▸ **INSTRUCTIONS TO FOLLOW**
Write out each line from the data below that includes the word "biliary".

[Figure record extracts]
╭──

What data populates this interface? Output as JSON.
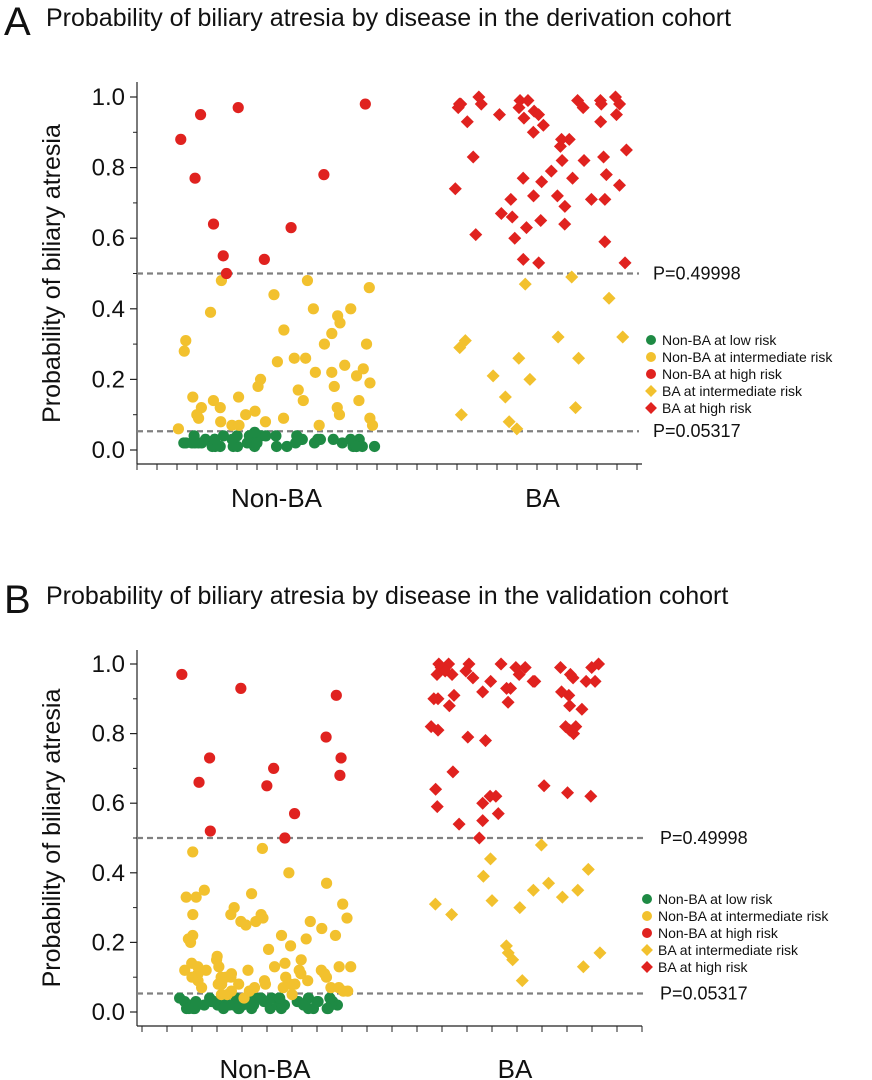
{
  "chart_data": [
    {
      "type": "scatter",
      "panel": "A",
      "title": "Probability of biliary atresia by disease in the derivation cohort",
      "ylabel": "Probability of biliary atresia",
      "xlabel": "",
      "categories": [
        "Non-BA",
        "BA"
      ],
      "ylim": [
        0,
        1.0
      ],
      "yticks": [
        "0.0",
        "0.2",
        "0.4",
        "0.6",
        "0.8",
        "1.0"
      ],
      "thresholds": [
        {
          "value": 0.49998,
          "label": "P=0.49998"
        },
        {
          "value": 0.05317,
          "label": "P=0.05317"
        }
      ],
      "grid": false,
      "legend_position": "right",
      "colors": {
        "green": "#1e8a44",
        "yellow": "#f2c12e",
        "red": "#e0221f",
        "dash": "#808080"
      },
      "series": [
        {
          "name": "Non-BA at low risk",
          "category": "Non-BA",
          "marker": "circle",
          "color": "#1e8a44",
          "values": [
            0.01,
            0.03,
            0.02,
            0.04,
            0.01,
            0.03,
            0.02,
            0.01,
            0.03,
            0.04,
            0.02,
            0.01,
            0.03,
            0.02,
            0.04,
            0.01,
            0.02,
            0.03,
            0.01,
            0.04,
            0.02,
            0.03,
            0.01,
            0.02,
            0.04,
            0.03,
            0.01,
            0.02,
            0.03,
            0.04,
            0.02,
            0.01,
            0.03,
            0.02,
            0.01,
            0.04,
            0.03,
            0.02,
            0.01,
            0.03,
            0.02,
            0.04,
            0.01,
            0.03,
            0.02,
            0.05,
            0.01,
            0.03,
            0.02,
            0.04
          ]
        },
        {
          "name": "Non-BA at intermediate risk",
          "category": "Non-BA",
          "marker": "circle",
          "color": "#f2c12e",
          "values": [
            0.48,
            0.07,
            0.12,
            0.14,
            0.4,
            0.38,
            0.22,
            0.26,
            0.25,
            0.09,
            0.07,
            0.15,
            0.39,
            0.1,
            0.14,
            0.4,
            0.08,
            0.21,
            0.3,
            0.07,
            0.09,
            0.11,
            0.31,
            0.23,
            0.18,
            0.36,
            0.34,
            0.2,
            0.15,
            0.3,
            0.24,
            0.12,
            0.19,
            0.09,
            0.48,
            0.26,
            0.17,
            0.1,
            0.14,
            0.22,
            0.12,
            0.07,
            0.28,
            0.46,
            0.44,
            0.33,
            0.18,
            0.1,
            0.08,
            0.06
          ]
        },
        {
          "name": "Non-BA at high risk",
          "category": "Non-BA",
          "marker": "circle",
          "color": "#e0221f",
          "values": [
            0.55,
            0.54,
            0.88,
            0.97,
            0.64,
            0.5,
            0.78,
            0.77,
            0.95,
            0.98,
            0.63
          ]
        },
        {
          "name": "BA at intermediate risk",
          "category": "BA",
          "marker": "diamond",
          "color": "#f2c12e",
          "values": [
            0.1,
            0.06,
            0.31,
            0.2,
            0.26,
            0.32,
            0.26,
            0.47,
            0.12,
            0.15,
            0.43,
            0.49,
            0.32,
            0.21,
            0.08,
            0.29
          ]
        },
        {
          "name": "BA at high risk",
          "category": "BA",
          "marker": "diamond",
          "color": "#e0221f",
          "values": [
            0.99,
            0.98,
            0.97,
            1.0,
            0.95,
            0.85,
            0.79,
            0.77,
            0.66,
            0.65,
            0.59,
            0.53,
            0.99,
            0.93,
            0.83,
            0.82,
            0.72,
            0.71,
            0.69,
            0.63,
            1.0,
            0.98,
            0.97,
            0.9,
            0.88,
            0.82,
            0.78,
            0.76,
            0.75,
            0.72,
            0.71,
            0.54,
            0.98,
            0.95,
            0.92,
            0.86,
            0.6,
            0.99,
            0.97,
            0.96,
            0.94,
            0.93,
            0.77,
            0.74,
            0.71,
            0.99,
            0.98,
            0.88,
            0.83,
            0.64,
            0.61,
            0.98,
            0.95,
            0.67,
            0.53
          ]
        }
      ]
    },
    {
      "type": "scatter",
      "panel": "B",
      "title": "Probability of biliary atresia by disease in the validation cohort",
      "ylabel": "Probability of biliary atresia",
      "xlabel": "",
      "categories": [
        "Non-BA",
        "BA"
      ],
      "ylim": [
        0,
        1.0
      ],
      "yticks": [
        "0.0",
        "0.2",
        "0.4",
        "0.6",
        "0.8",
        "1.0"
      ],
      "thresholds": [
        {
          "value": 0.49998,
          "label": "P=0.49998"
        },
        {
          "value": 0.05317,
          "label": "P=0.05317"
        }
      ],
      "grid": false,
      "legend_position": "right",
      "colors": {
        "green": "#1e8a44",
        "yellow": "#f2c12e",
        "red": "#e0221f",
        "dash": "#808080"
      },
      "series": [
        {
          "name": "Non-BA at low risk",
          "category": "Non-BA",
          "marker": "circle",
          "color": "#1e8a44",
          "values": [
            0.02,
            0.01,
            0.03,
            0.02,
            0.04,
            0.01,
            0.03,
            0.02,
            0.01,
            0.04,
            0.02,
            0.03,
            0.01,
            0.02,
            0.04,
            0.03,
            0.01,
            0.02,
            0.03,
            0.04,
            0.01,
            0.02,
            0.03,
            0.01,
            0.04,
            0.02,
            0.03,
            0.01,
            0.02,
            0.04,
            0.03,
            0.02,
            0.01,
            0.03,
            0.04,
            0.02,
            0.01,
            0.03,
            0.02,
            0.04,
            0.01,
            0.03,
            0.02,
            0.01,
            0.04,
            0.03,
            0.02,
            0.01,
            0.03,
            0.02,
            0.04,
            0.01,
            0.03,
            0.02,
            0.04
          ]
        },
        {
          "name": "Non-BA at intermediate risk",
          "category": "Non-BA",
          "marker": "circle",
          "color": "#f2c12e",
          "values": [
            0.22,
            0.21,
            0.27,
            0.34,
            0.07,
            0.25,
            0.08,
            0.06,
            0.11,
            0.13,
            0.26,
            0.1,
            0.07,
            0.05,
            0.1,
            0.08,
            0.06,
            0.11,
            0.09,
            0.07,
            0.26,
            0.22,
            0.12,
            0.28,
            0.05,
            0.13,
            0.4,
            0.33,
            0.08,
            0.18,
            0.14,
            0.19,
            0.35,
            0.12,
            0.1,
            0.31,
            0.24,
            0.21,
            0.3,
            0.28,
            0.26,
            0.12,
            0.08,
            0.22,
            0.47,
            0.46,
            0.37,
            0.33,
            0.15,
            0.13,
            0.27,
            0.14,
            0.11,
            0.08,
            0.2,
            0.06,
            0.09,
            0.1,
            0.28,
            0.16,
            0.07,
            0.13,
            0.05,
            0.12,
            0.1,
            0.07,
            0.09,
            0.04,
            0.15,
            0.08,
            0.11,
            0.06,
            0.13,
            0.1,
            0.12
          ]
        },
        {
          "name": "Non-BA at high risk",
          "category": "Non-BA",
          "marker": "circle",
          "color": "#e0221f",
          "values": [
            0.79,
            0.65,
            0.57,
            0.73,
            0.7,
            0.68,
            0.91,
            0.5,
            0.97,
            0.52,
            0.66,
            0.93,
            0.73
          ]
        },
        {
          "name": "BA at intermediate risk",
          "category": "BA",
          "marker": "diamond",
          "color": "#f2c12e",
          "values": [
            0.15,
            0.32,
            0.39,
            0.28,
            0.19,
            0.17,
            0.17,
            0.31,
            0.48,
            0.13,
            0.3,
            0.37,
            0.35,
            0.44,
            0.09,
            0.33,
            0.41,
            0.35
          ]
        },
        {
          "name": "BA at high risk",
          "category": "BA",
          "marker": "diamond",
          "color": "#e0221f",
          "values": [
            0.81,
            0.65,
            0.6,
            0.99,
            1.0,
            0.99,
            0.78,
            0.55,
            0.5,
            0.54,
            0.59,
            0.57,
            0.97,
            0.95,
            0.91,
            0.62,
            1.0,
            0.99,
            0.97,
            0.87,
            0.79,
            0.95,
            0.93,
            0.9,
            1.0,
            0.99,
            0.96,
            0.95,
            0.93,
            0.9,
            0.97,
            0.92,
            0.82,
            0.8,
            0.81,
            0.98,
            0.95,
            0.64,
            1.0,
            0.99,
            0.97,
            0.62,
            0.63,
            0.95,
            0.92,
            0.89,
            0.88,
            0.99,
            0.69,
            0.82,
            0.88,
            0.96,
            0.91,
            0.62,
            1.0,
            0.98,
            0.82
          ]
        }
      ]
    }
  ]
}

╰──

▸ **TASK ANSWER**
      "title": "Probability of biliary atresia by disease in the derivation cohort",
      "ylabel": "Probability of biliary atresia",
      "title": "Probability of biliary atresia by disease in the validation cohort",
      "ylabel": "Probability of biliary atresia",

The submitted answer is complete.